Stored data:
● ● ● ●

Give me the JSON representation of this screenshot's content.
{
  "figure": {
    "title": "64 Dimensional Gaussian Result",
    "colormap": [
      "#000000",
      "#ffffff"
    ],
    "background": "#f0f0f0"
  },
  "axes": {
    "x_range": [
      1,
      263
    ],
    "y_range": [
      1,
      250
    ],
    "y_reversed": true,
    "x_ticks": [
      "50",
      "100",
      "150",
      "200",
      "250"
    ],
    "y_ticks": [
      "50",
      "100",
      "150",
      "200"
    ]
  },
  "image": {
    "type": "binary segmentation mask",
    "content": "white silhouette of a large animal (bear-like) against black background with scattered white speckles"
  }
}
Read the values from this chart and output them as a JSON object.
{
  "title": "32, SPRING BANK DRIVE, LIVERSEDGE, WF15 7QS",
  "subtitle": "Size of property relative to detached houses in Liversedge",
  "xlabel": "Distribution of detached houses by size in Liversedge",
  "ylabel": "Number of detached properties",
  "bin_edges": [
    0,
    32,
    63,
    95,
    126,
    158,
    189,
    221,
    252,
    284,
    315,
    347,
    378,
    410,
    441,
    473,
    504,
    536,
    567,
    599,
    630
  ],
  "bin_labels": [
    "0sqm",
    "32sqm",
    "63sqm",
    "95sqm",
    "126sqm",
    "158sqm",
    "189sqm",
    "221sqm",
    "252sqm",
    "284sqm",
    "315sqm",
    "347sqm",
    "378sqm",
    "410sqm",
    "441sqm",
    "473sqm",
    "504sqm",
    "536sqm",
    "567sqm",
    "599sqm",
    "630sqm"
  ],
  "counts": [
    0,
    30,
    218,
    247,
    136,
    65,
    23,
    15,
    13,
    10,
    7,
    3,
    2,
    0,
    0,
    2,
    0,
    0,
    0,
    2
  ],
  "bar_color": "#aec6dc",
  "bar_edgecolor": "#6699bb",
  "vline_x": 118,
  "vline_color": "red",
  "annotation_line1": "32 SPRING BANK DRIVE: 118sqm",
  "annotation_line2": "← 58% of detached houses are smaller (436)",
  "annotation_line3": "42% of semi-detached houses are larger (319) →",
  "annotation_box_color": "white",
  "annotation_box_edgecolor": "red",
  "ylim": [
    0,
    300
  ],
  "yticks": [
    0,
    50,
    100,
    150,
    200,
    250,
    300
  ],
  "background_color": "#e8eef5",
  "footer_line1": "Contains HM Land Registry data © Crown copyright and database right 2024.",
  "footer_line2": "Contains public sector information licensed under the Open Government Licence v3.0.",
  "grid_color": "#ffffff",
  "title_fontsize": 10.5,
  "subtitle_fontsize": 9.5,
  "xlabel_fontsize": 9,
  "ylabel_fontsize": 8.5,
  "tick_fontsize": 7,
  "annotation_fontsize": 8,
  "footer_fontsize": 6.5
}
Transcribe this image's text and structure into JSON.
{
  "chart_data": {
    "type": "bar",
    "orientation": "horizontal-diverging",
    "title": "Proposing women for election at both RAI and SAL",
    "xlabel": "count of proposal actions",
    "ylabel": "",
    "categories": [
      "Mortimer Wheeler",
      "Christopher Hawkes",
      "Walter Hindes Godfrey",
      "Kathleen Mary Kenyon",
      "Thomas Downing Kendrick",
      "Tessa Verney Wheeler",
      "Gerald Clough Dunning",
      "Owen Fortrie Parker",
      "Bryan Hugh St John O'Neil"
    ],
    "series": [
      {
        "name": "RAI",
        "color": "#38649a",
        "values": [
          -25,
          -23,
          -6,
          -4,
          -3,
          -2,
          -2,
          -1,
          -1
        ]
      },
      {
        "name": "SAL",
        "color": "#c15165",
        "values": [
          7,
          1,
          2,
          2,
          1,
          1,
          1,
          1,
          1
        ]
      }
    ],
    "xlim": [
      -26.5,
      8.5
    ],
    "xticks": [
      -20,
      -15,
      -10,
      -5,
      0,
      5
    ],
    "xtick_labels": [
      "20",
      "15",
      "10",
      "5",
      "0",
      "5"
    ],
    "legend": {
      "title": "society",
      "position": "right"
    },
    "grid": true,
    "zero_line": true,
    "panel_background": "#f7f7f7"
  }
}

● ● ● ●

• **WRITTEN TASK**
Give the complete listing a second time, exactly as it reads.

• **PROBLEM SOLUTION**
Give me the JSON representation of this screenshot's content.
{
  "figure": {
    "title": "64 Dimensional Gaussian Result",
    "colormap": [
      "#000000",
      "#ffffff"
    ],
    "background": "#f0f0f0"
  },
  "axes": {
    "x_range": [
      1,
      263
    ],
    "y_range": [
      1,
      250
    ],
    "y_reversed": true,
    "x_ticks": [
      "50",
      "100",
      "150",
      "200",
      "250"
    ],
    "y_ticks": [
      "50",
      "100",
      "150",
      "200"
    ]
  },
  "image": {
    "type": "binary segmentation mask",
    "content": "white silhouette of a large animal (bear-like) against black background with scattered white speckles"
  }
}
Read the values from this chart and output them as a JSON object.
{
  "title": "32, SPRING BANK DRIVE, LIVERSEDGE, WF15 7QS",
  "subtitle": "Size of property relative to detached houses in Liversedge",
  "xlabel": "Distribution of detached houses by size in Liversedge",
  "ylabel": "Number of detached properties",
  "bin_edges": [
    0,
    32,
    63,
    95,
    126,
    158,
    189,
    221,
    252,
    284,
    315,
    347,
    378,
    410,
    441,
    473,
    504,
    536,
    567,
    599,
    630
  ],
  "bin_labels": [
    "0sqm",
    "32sqm",
    "63sqm",
    "95sqm",
    "126sqm",
    "158sqm",
    "189sqm",
    "221sqm",
    "252sqm",
    "284sqm",
    "315sqm",
    "347sqm",
    "378sqm",
    "410sqm",
    "441sqm",
    "473sqm",
    "504sqm",
    "536sqm",
    "567sqm",
    "599sqm",
    "630sqm"
  ],
  "counts": [
    0,
    30,
    218,
    247,
    136,
    65,
    23,
    15,
    13,
    10,
    7,
    3,
    2,
    0,
    0,
    2,
    0,
    0,
    0,
    2
  ],
  "bar_color": "#aec6dc",
  "bar_edgecolor": "#6699bb",
  "vline_x": 118,
  "vline_color": "red",
  "annotation_line1": "32 SPRING BANK DRIVE: 118sqm",
  "annotation_line2": "← 58% of detached houses are smaller (436)",
  "annotation_line3": "42% of semi-detached houses are larger (319) →",
  "annotation_box_color": "white",
  "annotation_box_edgecolor": "red",
  "ylim": [
    0,
    300
  ],
  "yticks": [
    0,
    50,
    100,
    150,
    200,
    250,
    300
  ],
  "background_color": "#e8eef5",
  "footer_line1": "Contains HM Land Registry data © Crown copyright and database right 2024.",
  "footer_line2": "Contains public sector information licensed under the Open Government Licence v3.0.",
  "grid_color": "#ffffff",
  "title_fontsize": 10.5,
  "subtitle_fontsize": 9.5,
  "xlabel_fontsize": 9,
  "ylabel_fontsize": 8.5,
  "tick_fontsize": 7,
  "annotation_fontsize": 8,
  "footer_fontsize": 6.5
}
Transcribe this image's text and structure into JSON.
{
  "chart_data": {
    "type": "bar",
    "orientation": "horizontal-diverging",
    "title": "Proposing women for election at both RAI and SAL",
    "xlabel": "count of proposal actions",
    "ylabel": "",
    "categories": [
      "Mortimer Wheeler",
      "Christopher Hawkes",
      "Walter Hindes Godfrey",
      "Kathleen Mary Kenyon",
      "Thomas Downing Kendrick",
      "Tessa Verney Wheeler",
      "Gerald Clough Dunning",
      "Owen Fortrie Parker",
      "Bryan Hugh St John O'Neil"
    ],
    "series": [
      {
        "name": "RAI",
        "color": "#38649a",
        "values": [
          -25,
          -23,
          -6,
          -4,
          -3,
          -2,
          -2,
          -1,
          -1
        ]
      },
      {
        "name": "SAL",
        "color": "#c15165",
        "values": [
          7,
          1,
          2,
          2,
          1,
          1,
          1,
          1,
          1
        ]
      }
    ],
    "xlim": [
      -26.5,
      8.5
    ],
    "xticks": [
      -20,
      -15,
      -10,
      -5,
      0,
      5
    ],
    "xtick_labels": [
      "20",
      "15",
      "10",
      "5",
      "0",
      "5"
    ],
    "legend": {
      "title": "society",
      "position": "right"
    },
    "grid": true,
    "zero_line": true,
    "panel_background": "#f7f7f7"
  }
}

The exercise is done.